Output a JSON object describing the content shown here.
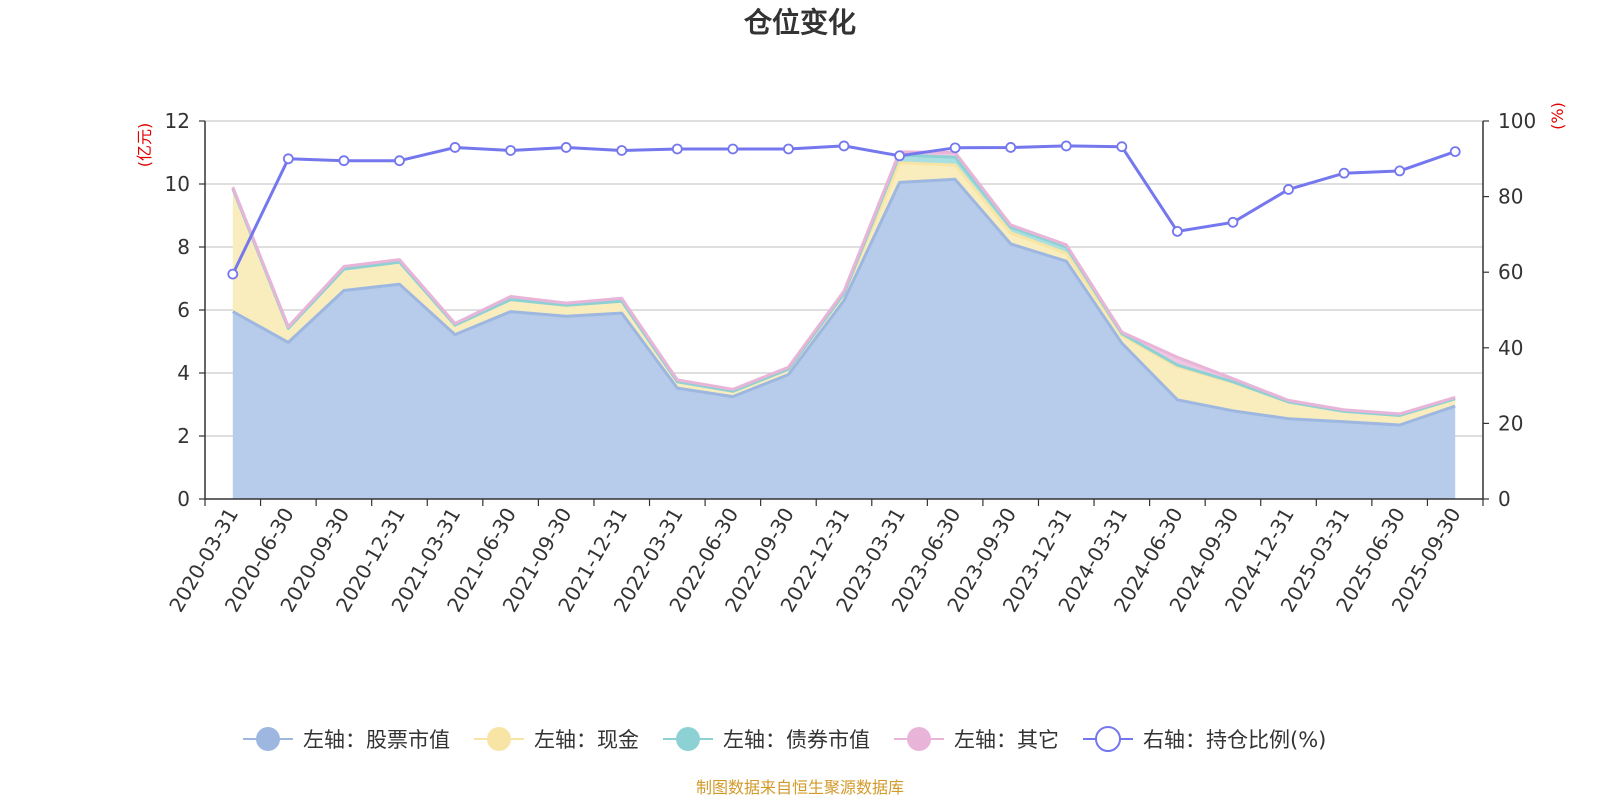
{
  "title": "仓位变化",
  "source": "制图数据来自恒生聚源数据库",
  "chart_data": {
    "type": "area",
    "title": "仓位变化",
    "x": [
      "2020-03-31",
      "2020-06-30",
      "2020-09-30",
      "2020-12-31",
      "2021-03-31",
      "2021-06-30",
      "2021-09-30",
      "2021-12-31",
      "2022-03-31",
      "2022-06-30",
      "2022-09-30",
      "2022-12-31",
      "2023-03-31",
      "2023-06-30",
      "2023-09-30",
      "2023-12-31",
      "2024-03-31",
      "2024-06-30",
      "2024-09-30",
      "2024-12-31",
      "2025-03-31",
      "2025-06-30",
      "2025-09-30"
    ],
    "left_axis": {
      "unit": "(亿元)",
      "ylim": [
        0,
        12
      ],
      "ticks": [
        "0",
        "2",
        "4",
        "6",
        "8",
        "10",
        "12"
      ]
    },
    "right_axis": {
      "unit": "(%)",
      "ylim": [
        0,
        100
      ],
      "ticks": [
        "0",
        "20",
        "40",
        "60",
        "80",
        "100"
      ]
    },
    "series": [
      {
        "name": "左轴：股票市值",
        "axis": "left",
        "stacked": true,
        "color": "#9db7e0",
        "fill": "#b7cbea",
        "values": [
          5.95,
          4.97,
          6.62,
          6.82,
          5.22,
          5.95,
          5.8,
          5.9,
          3.52,
          3.25,
          3.95,
          6.3,
          10.05,
          10.15,
          8.1,
          7.55,
          4.95,
          3.15,
          2.8,
          2.55,
          2.45,
          2.35,
          2.95
        ]
      },
      {
        "name": "左轴：现金",
        "axis": "left",
        "stacked": true,
        "color": "#f8e4a5",
        "fill": "#f9edbe",
        "values": [
          3.9,
          0.45,
          0.68,
          0.7,
          0.3,
          0.38,
          0.35,
          0.38,
          0.2,
          0.17,
          0.17,
          0.22,
          0.62,
          0.45,
          0.35,
          0.25,
          0.25,
          1.05,
          0.9,
          0.53,
          0.33,
          0.3,
          0.23
        ]
      },
      {
        "name": "左轴：债券市值",
        "axis": "left",
        "stacked": true,
        "color": "#8ed1d4",
        "fill": "#a9dfe0",
        "values": [
          0,
          0,
          0,
          0,
          0,
          0,
          0,
          0,
          0,
          0,
          0,
          0,
          0.25,
          0.25,
          0.18,
          0.2,
          0.05,
          0.05,
          0.02,
          0,
          0,
          0,
          0
        ]
      },
      {
        "name": "左轴：其它",
        "axis": "left",
        "stacked": true,
        "color": "#e8b4d8",
        "fill": "#efc6e2",
        "values": [
          0.05,
          0.05,
          0.08,
          0.08,
          0.05,
          0.1,
          0.07,
          0.09,
          0.06,
          0.06,
          0.06,
          0.08,
          0.1,
          0.15,
          0.07,
          0.07,
          0.05,
          0.25,
          0.1,
          0.05,
          0.05,
          0.05,
          0.05
        ]
      },
      {
        "name": "右轴：持仓比例(%)",
        "axis": "right",
        "stacked": false,
        "color": "#7477ee",
        "fill": "none",
        "values": [
          59.5,
          90.0,
          89.5,
          89.5,
          93.0,
          92.2,
          93.0,
          92.2,
          92.6,
          92.6,
          92.6,
          93.4,
          90.8,
          92.9,
          93.0,
          93.4,
          93.2,
          70.8,
          73.2,
          81.9,
          86.2,
          86.8,
          91.9
        ]
      }
    ],
    "legend_placement": "bottom-center",
    "grid": true
  }
}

=== The exercise ===
Show each line of the data that contains the string "fill".

=== Result for this task ===
        "fill": "#b7cbea",
        "fill": "#f9edbe",
        "fill": "#a9dfe0",
        "fill": "#efc6e2",
        "fill": "none",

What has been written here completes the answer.